Do this => Copy each line below without leaving any out.
______________________________
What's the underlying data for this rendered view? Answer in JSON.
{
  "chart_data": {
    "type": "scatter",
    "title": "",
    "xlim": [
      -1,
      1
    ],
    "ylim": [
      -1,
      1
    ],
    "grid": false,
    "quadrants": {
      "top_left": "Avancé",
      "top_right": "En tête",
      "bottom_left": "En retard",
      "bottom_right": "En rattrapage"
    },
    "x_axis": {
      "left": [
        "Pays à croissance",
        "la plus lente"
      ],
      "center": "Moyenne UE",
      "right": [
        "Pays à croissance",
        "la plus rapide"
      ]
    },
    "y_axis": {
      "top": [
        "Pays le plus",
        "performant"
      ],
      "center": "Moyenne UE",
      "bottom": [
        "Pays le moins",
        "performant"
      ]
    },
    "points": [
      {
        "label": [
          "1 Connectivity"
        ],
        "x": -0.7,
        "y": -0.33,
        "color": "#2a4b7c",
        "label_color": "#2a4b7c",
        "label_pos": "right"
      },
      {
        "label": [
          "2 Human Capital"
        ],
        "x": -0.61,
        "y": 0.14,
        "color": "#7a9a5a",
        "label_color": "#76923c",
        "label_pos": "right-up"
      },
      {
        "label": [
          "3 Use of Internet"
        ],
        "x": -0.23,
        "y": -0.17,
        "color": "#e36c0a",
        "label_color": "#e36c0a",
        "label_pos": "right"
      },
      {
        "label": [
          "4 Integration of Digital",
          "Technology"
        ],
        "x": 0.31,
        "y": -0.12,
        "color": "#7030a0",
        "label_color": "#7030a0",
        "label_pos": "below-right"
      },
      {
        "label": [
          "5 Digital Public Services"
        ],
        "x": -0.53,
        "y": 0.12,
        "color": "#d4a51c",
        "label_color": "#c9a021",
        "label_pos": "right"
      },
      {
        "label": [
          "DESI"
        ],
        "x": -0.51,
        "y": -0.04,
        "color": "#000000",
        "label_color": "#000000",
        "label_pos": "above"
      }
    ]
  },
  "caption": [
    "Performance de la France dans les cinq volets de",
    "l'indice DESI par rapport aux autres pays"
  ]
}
______________________________
Solution for this exercise =>
What's the underlying data for this rendered view? Answer in JSON.
{
  "chart_data": {
    "type": "scatter",
    "title": "",
    "xlim": [
      -1,
      1
    ],
    "ylim": [
      -1,
      1
    ],
    "grid": false,
    "quadrants": {
      "top_left": "Avancé",
      "top_right": "En tête",
      "bottom_left": "En retard",
      "bottom_right": "En rattrapage"
    },
    "x_axis": {
      "left": [
        "Pays à croissance",
        "la plus lente"
      ],
      "center": "Moyenne UE",
      "right": [
        "Pays à croissance",
        "la plus rapide"
      ]
    },
    "y_axis": {
      "top": [
        "Pays le plus",
        "performant"
      ],
      "center": "Moyenne UE",
      "bottom": [
        "Pays le moins",
        "performant"
      ]
    },
    "points": [
      {
        "label": [
          "1 Connectivity"
        ],
        "x": -0.7,
        "y": -0.33,
        "color": "#2a4b7c",
        "label_color": "#2a4b7c",
        "label_pos": "right"
      },
      {
        "label": [
          "2 Human Capital"
        ],
        "x": -0.61,
        "y": 0.14,
        "color": "#7a9a5a",
        "label_color": "#76923c",
        "label_pos": "right-up"
      },
      {
        "label": [
          "3 Use of Internet"
        ],
        "x": -0.23,
        "y": -0.17,
        "color": "#e36c0a",
        "label_color": "#e36c0a",
        "label_pos": "right"
      },
      {
        "label": [
          "4 Integration of Digital",
          "Technology"
        ],
        "x": 0.31,
        "y": -0.12,
        "color": "#7030a0",
        "label_color": "#7030a0",
        "label_pos": "below-right"
      },
      {
        "label": [
          "5 Digital Public Services"
        ],
        "x": -0.53,
        "y": 0.12,
        "color": "#d4a51c",
        "label_color": "#c9a021",
        "label_pos": "right"
      },
      {
        "label": [
          "DESI"
        ],
        "x": -0.51,
        "y": -0.04,
        "color": "#000000",
        "label_color": "#000000",
        "label_pos": "above"
      }
    ]
  },
  "caption": [
    "Performance de la France dans les cinq volets de",
    "l'indice DESI par rapport aux autres pays"
  ]
}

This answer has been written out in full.